**Dataset records**
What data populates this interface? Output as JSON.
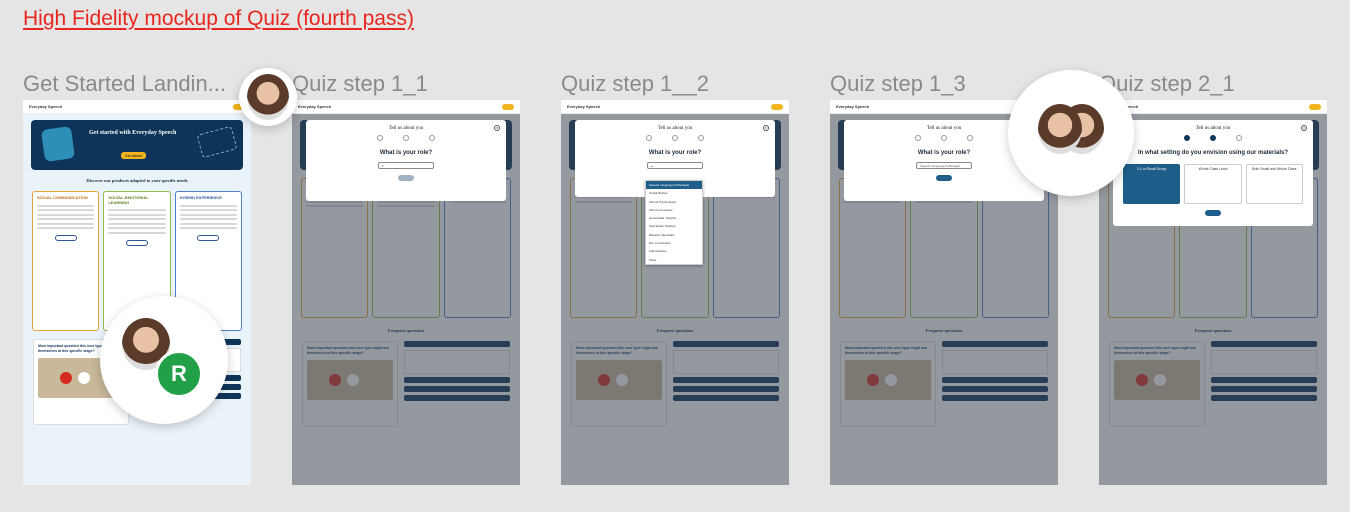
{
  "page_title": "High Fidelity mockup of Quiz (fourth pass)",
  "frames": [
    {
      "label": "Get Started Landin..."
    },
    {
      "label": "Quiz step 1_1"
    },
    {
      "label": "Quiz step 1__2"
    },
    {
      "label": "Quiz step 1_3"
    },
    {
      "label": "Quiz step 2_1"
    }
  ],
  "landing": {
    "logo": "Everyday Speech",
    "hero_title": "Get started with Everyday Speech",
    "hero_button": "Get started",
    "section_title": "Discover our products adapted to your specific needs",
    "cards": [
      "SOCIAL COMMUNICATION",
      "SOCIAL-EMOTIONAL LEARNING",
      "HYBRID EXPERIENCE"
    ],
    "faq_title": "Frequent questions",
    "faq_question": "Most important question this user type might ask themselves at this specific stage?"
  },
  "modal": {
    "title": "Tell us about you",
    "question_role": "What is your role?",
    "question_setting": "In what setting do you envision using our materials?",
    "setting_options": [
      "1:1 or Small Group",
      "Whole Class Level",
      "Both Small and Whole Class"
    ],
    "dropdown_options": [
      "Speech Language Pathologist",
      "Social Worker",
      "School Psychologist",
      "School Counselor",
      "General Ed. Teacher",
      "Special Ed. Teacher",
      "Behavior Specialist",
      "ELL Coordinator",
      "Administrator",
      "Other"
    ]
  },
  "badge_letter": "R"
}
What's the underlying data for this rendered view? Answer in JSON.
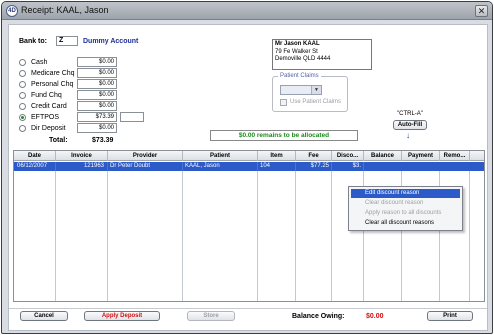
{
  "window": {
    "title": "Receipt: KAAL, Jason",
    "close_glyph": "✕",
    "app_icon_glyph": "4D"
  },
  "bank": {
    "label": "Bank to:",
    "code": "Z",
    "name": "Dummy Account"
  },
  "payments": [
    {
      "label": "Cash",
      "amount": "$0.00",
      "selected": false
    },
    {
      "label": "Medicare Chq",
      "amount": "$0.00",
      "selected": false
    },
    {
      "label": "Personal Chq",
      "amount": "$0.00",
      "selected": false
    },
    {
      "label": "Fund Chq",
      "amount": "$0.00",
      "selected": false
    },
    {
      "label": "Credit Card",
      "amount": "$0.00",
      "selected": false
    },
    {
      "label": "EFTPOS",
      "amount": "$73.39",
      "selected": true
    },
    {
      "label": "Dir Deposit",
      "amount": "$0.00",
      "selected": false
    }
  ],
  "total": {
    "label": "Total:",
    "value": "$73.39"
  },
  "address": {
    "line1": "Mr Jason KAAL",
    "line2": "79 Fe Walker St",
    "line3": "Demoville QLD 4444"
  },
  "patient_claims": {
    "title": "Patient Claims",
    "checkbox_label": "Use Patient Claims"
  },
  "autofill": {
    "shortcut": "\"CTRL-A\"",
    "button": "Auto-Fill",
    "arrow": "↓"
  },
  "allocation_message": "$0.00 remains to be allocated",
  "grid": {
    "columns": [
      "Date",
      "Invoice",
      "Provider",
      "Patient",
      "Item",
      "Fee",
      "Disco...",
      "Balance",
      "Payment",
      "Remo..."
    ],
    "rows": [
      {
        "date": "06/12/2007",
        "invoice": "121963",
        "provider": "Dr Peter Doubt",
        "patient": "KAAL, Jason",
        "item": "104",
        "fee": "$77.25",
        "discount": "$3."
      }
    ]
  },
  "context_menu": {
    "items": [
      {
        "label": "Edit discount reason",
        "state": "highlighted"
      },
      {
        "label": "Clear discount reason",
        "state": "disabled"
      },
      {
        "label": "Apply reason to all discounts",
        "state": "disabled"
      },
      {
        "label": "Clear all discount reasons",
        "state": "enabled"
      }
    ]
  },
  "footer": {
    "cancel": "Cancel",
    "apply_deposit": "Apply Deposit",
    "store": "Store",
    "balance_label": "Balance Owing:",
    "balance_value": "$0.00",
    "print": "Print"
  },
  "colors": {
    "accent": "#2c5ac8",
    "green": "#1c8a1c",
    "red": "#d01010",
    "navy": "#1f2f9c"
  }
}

**Task statement**
In the records above, locate every line with the string "Deposit" and copy it.

**Output below**
      "label": "Dir Deposit",
    "apply_deposit": "Apply Deposit",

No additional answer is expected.